---------- PROVIDED MATERIAL ----------

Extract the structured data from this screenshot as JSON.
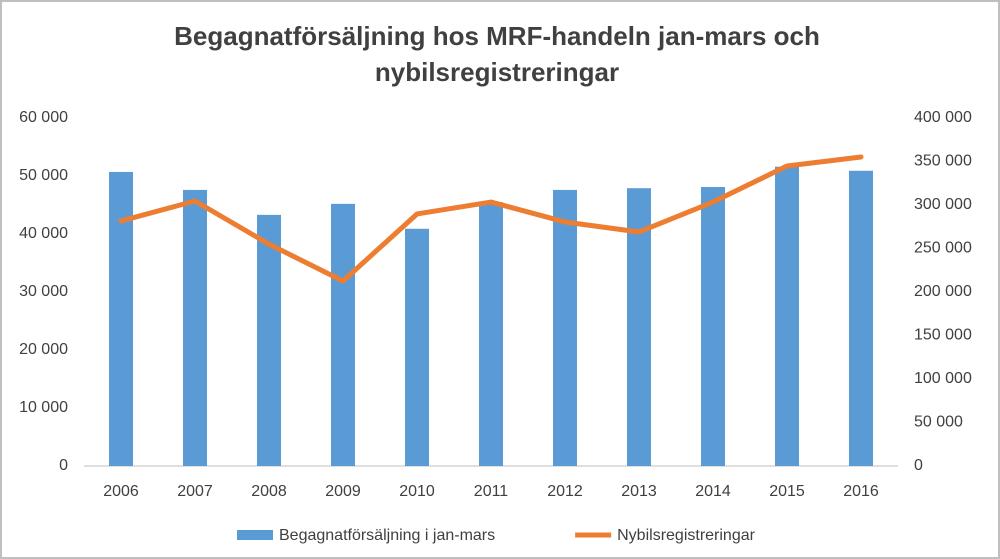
{
  "chart_data": {
    "type": "bar_line",
    "title": "Begagnatförsäljning hos MRF-handeln jan-mars och nybilsregistreringar",
    "categories": [
      "2006",
      "2007",
      "2008",
      "2009",
      "2010",
      "2011",
      "2012",
      "2013",
      "2014",
      "2015",
      "2016"
    ],
    "series": [
      {
        "name": "Begagnatförsäljning i jan-mars",
        "type": "bar",
        "color": "#5b9bd5",
        "axis": "y",
        "values": [
          50700,
          47600,
          43300,
          45200,
          40900,
          45500,
          47600,
          47900,
          48100,
          51600,
          50900
        ]
      },
      {
        "name": "Nybilsregistreringar",
        "type": "line",
        "color": "#ed7d31",
        "axis": "y2",
        "values": [
          281600,
          304600,
          255000,
          212600,
          289700,
          303400,
          280500,
          269000,
          303400,
          344800,
          355200
        ]
      }
    ],
    "ylim": [
      0,
      60000
    ],
    "yticks": [
      0,
      {
        "value": 10000,
        "label": "10 000"
      },
      {
        "value": 20000,
        "label": "20 000"
      },
      {
        "value": 30000,
        "label": "30 000"
      },
      {
        "value": 40000,
        "label": "40 000"
      },
      {
        "value": 50000,
        "label": "50 000"
      },
      {
        "value": 60000,
        "label": "60 000"
      }
    ],
    "y2lim": [
      0,
      400000
    ],
    "y2ticks": [
      0,
      {
        "value": 50000,
        "label": "50 000"
      },
      {
        "value": 100000,
        "label": "100 000"
      },
      {
        "value": 150000,
        "label": "150 000"
      },
      {
        "value": 200000,
        "label": "200 000"
      },
      {
        "value": 250000,
        "label": "250 000"
      },
      {
        "value": 300000,
        "label": "300 000"
      },
      {
        "value": 350000,
        "label": "350 000"
      },
      {
        "value": 400000,
        "label": "400 000"
      }
    ],
    "legend": "bottom",
    "grid": false
  }
}
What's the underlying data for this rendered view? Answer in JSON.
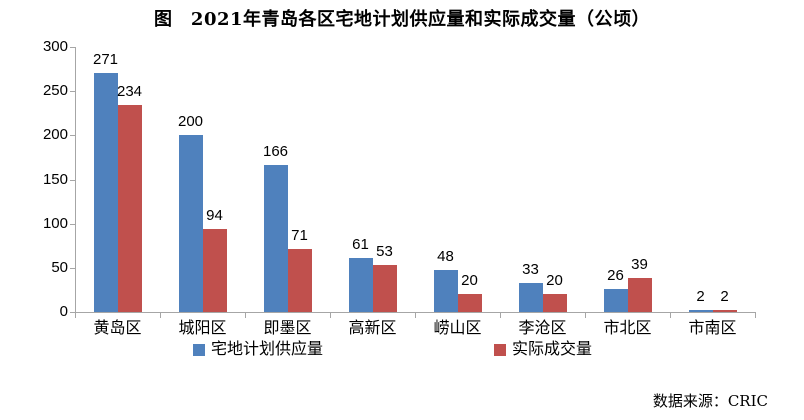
{
  "title": "图　2021年青岛各区宅地计划供应量和实际成交量（公顷）",
  "source": "数据来源：CRIC",
  "colors": {
    "supply_blue": "#4F81BD",
    "transaction_red": "#C0504D",
    "axis_gray": "#A6A6A6",
    "text_black": "#000000",
    "background": "#FFFFFF"
  },
  "chart_data": {
    "type": "bar",
    "title": "图　2021年青岛各区宅地计划供应量和实际成交量（公顷）",
    "categories": [
      "黄岛区",
      "城阳区",
      "即墨区",
      "高新区",
      "崂山区",
      "李沧区",
      "市北区",
      "市南区"
    ],
    "series": [
      {
        "key": "planned-supply",
        "name": "宅地计划供应量",
        "color": "#4F81BD",
        "values": [
          271,
          200,
          166,
          61,
          48,
          33,
          26,
          2
        ]
      },
      {
        "key": "actual-transaction",
        "name": "实际成交量",
        "color": "#C0504D",
        "values": [
          234,
          94,
          71,
          53,
          20,
          20,
          39,
          2
        ]
      }
    ],
    "xlabel": "",
    "ylabel": "",
    "ylim": [
      0,
      300
    ],
    "yticks": [
      0,
      50,
      100,
      150,
      200,
      250,
      300
    ],
    "grid": false,
    "data_labels": true,
    "legend_position": "bottom",
    "unit": "公顷",
    "source_note": "数据来源：CRIC"
  }
}
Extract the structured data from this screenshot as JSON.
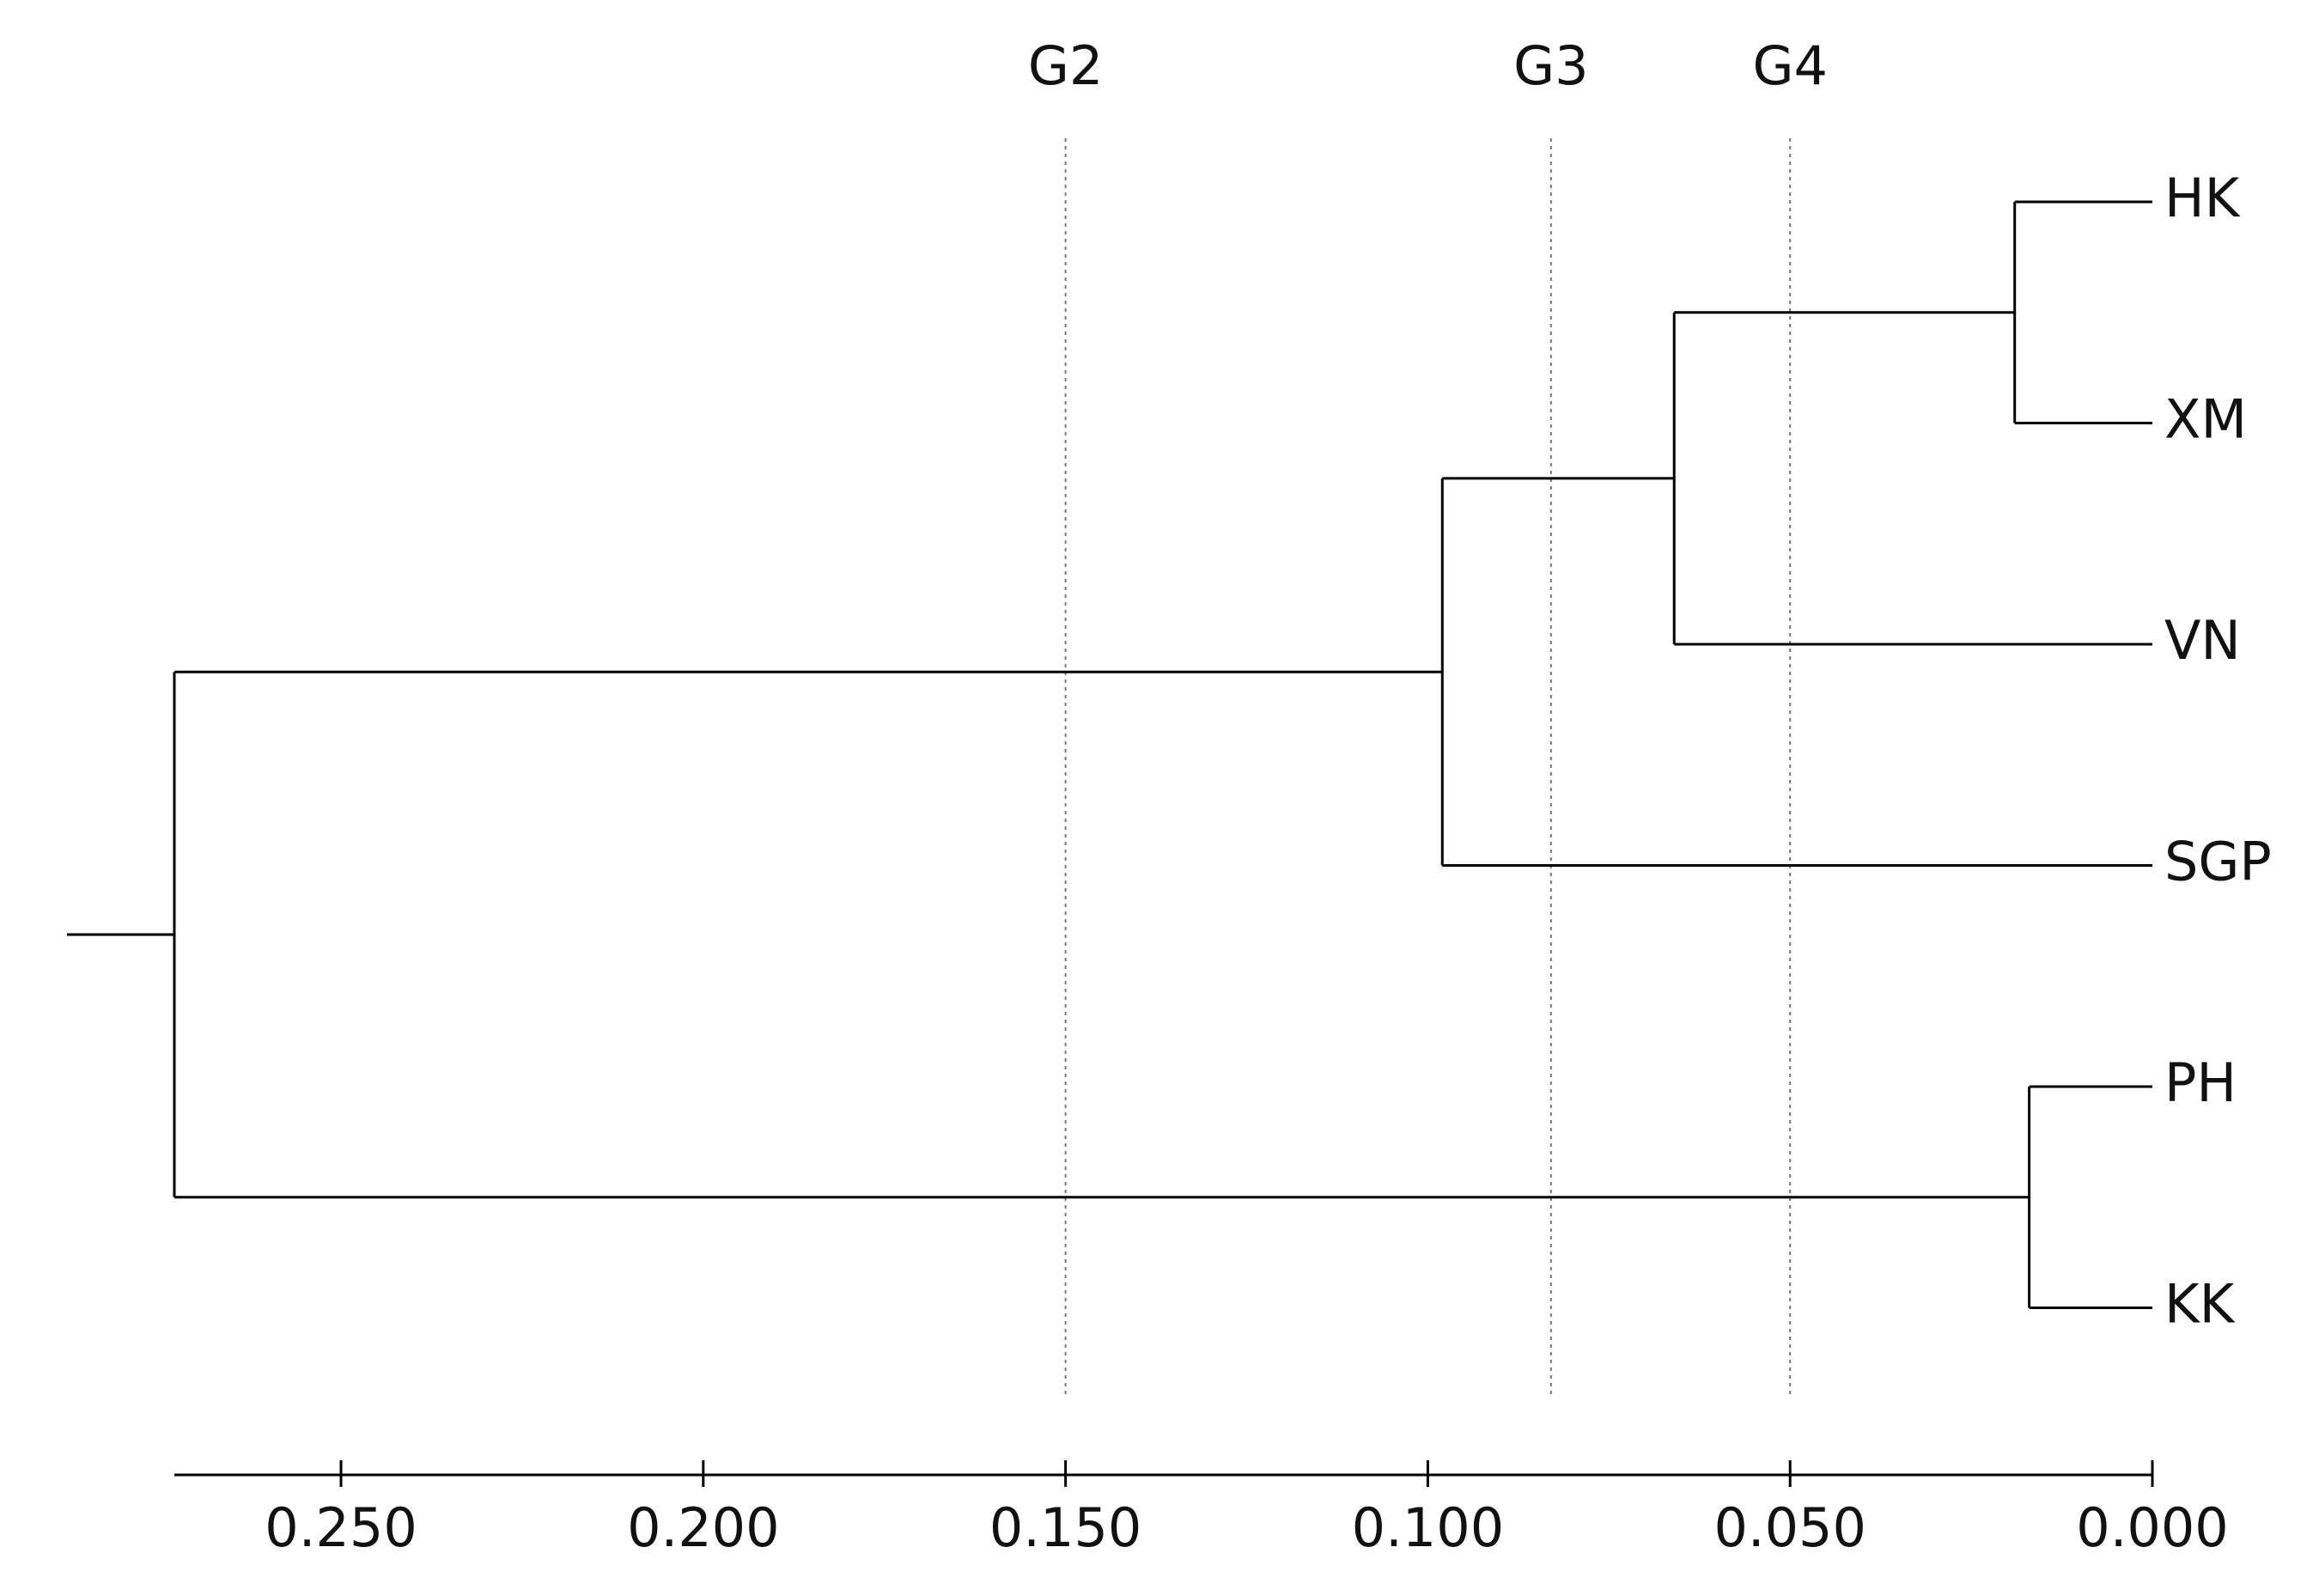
{
  "chart_data": {
    "type": "dendrogram",
    "xlim": [
      0.273,
      0
    ],
    "xticks": [
      {
        "value": 0.25,
        "label": "0.250"
      },
      {
        "value": 0.2,
        "label": "0.200"
      },
      {
        "value": 0.15,
        "label": "0.150"
      },
      {
        "value": 0.1,
        "label": "0.100"
      },
      {
        "value": 0.05,
        "label": "0.050"
      },
      {
        "value": 0,
        "label": "0.000"
      }
    ],
    "cut_lines": [
      {
        "label": "G2",
        "value": 0.15
      },
      {
        "label": "G3",
        "value": 0.083
      },
      {
        "label": "G4",
        "value": 0.05
      }
    ],
    "color": "#000000",
    "tree": {
      "height": 0.273,
      "children": [
        {
          "height": 0.098,
          "children": [
            {
              "height": 0.066,
              "children": [
                {
                  "height": 0.019,
                  "children": [
                    {
                      "label": "HK"
                    },
                    {
                      "label": "XM"
                    }
                  ]
                },
                {
                  "label": "VN"
                }
              ]
            },
            {
              "label": "SGP"
            }
          ]
        },
        {
          "height": 0.017,
          "children": [
            {
              "label": "PH"
            },
            {
              "label": "KK"
            }
          ]
        }
      ]
    }
  }
}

----------

**GIVEN PROBLEM:**
In the records above, locate each line with the word "Begagnatförsäljning". Copy all such lines.

**RESULT BELOW:**
    "title": "Begagnatförsäljning hos MRF-handeln jan-mars och nybilsregistreringar",
        "name": "Begagnatförsäljning i jan-mars",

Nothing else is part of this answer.